— Begin Material shown —
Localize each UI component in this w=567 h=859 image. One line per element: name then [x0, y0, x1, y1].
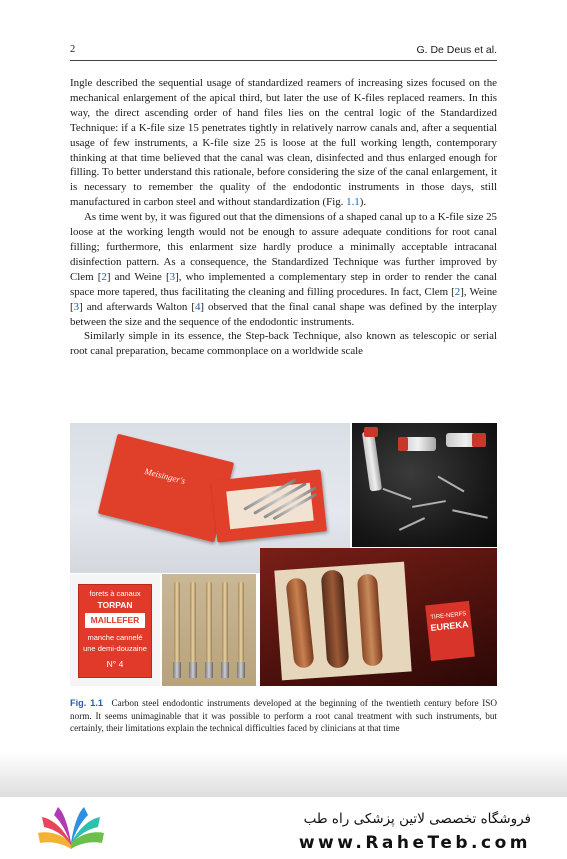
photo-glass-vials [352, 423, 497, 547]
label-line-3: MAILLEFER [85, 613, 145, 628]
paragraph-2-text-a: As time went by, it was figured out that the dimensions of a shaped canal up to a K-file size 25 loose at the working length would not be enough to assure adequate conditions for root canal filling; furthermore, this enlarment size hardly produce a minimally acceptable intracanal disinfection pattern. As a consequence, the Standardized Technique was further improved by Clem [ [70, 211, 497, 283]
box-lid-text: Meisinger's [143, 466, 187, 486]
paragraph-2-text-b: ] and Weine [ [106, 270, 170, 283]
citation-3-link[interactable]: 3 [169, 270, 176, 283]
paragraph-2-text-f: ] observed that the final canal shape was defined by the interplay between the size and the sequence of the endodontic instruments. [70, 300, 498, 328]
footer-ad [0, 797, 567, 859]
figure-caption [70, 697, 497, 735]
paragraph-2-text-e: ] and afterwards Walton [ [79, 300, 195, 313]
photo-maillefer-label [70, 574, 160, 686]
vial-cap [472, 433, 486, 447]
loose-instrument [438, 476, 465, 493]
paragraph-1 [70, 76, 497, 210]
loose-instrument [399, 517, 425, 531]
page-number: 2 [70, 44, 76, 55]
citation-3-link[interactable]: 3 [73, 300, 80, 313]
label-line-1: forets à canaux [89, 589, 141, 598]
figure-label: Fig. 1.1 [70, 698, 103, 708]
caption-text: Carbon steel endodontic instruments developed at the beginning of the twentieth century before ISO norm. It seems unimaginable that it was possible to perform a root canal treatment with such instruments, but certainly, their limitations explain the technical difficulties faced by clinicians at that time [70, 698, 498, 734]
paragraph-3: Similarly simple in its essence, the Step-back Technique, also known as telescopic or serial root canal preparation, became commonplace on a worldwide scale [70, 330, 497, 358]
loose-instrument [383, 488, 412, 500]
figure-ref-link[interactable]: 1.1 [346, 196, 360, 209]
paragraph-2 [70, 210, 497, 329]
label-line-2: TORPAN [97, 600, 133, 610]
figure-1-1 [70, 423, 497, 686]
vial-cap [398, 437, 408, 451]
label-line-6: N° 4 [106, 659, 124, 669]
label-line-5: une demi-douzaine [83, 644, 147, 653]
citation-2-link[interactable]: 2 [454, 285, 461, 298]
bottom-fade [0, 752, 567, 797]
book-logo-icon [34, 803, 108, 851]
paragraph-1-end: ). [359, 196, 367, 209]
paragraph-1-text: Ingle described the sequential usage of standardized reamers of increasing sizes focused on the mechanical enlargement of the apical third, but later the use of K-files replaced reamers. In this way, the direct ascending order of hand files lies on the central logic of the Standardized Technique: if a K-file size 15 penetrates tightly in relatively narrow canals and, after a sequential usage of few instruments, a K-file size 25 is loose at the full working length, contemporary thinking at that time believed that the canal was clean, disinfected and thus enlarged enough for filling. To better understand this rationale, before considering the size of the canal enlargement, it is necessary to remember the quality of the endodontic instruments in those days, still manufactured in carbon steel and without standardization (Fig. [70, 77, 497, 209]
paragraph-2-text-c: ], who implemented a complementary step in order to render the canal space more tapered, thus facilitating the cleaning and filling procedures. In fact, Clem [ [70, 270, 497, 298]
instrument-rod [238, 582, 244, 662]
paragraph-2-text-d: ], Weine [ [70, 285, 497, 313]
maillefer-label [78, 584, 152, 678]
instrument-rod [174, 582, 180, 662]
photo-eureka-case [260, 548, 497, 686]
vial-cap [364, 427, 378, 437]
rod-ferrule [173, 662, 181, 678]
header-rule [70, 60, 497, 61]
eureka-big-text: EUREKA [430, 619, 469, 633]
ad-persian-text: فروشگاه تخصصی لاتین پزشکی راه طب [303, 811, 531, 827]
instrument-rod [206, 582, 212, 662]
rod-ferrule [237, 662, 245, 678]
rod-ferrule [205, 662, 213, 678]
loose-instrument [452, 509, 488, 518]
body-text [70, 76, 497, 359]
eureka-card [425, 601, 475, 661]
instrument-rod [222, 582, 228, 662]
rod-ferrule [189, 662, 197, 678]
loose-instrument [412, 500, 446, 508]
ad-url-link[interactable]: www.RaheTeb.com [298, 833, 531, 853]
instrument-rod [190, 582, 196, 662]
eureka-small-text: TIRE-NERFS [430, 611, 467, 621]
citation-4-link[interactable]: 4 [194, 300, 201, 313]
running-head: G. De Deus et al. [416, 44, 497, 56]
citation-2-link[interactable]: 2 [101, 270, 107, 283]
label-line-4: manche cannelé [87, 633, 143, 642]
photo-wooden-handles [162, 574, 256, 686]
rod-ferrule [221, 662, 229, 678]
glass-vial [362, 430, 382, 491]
— End Material shown —
■ Challenge
Reproduce, unchanged, the part of the entries that opens with the line containing "photo-glass-vials [352, 423, 497, 547]" and closes with the line containing "box-lid-text: Meisinger's [143, 466, 187, 486]", including both of those lines.

■ Written solution
photo-glass-vials [352, 423, 497, 547]
label-line-3: MAILLEFER [85, 613, 145, 628]
paragraph-2-text-a: As time went by, it was figured out that the dimensions of a shaped canal up to a K-file size 25 loose at the working length would not be enough to assure adequate conditions for root canal filling; furthermore, this enlarment size hardly produce a minimally acceptable intracanal disinfection pattern. As a consequence, the Standardized Technique was further improved by Clem [ [70, 211, 497, 283]
box-lid-text: Meisinger's [143, 466, 187, 486]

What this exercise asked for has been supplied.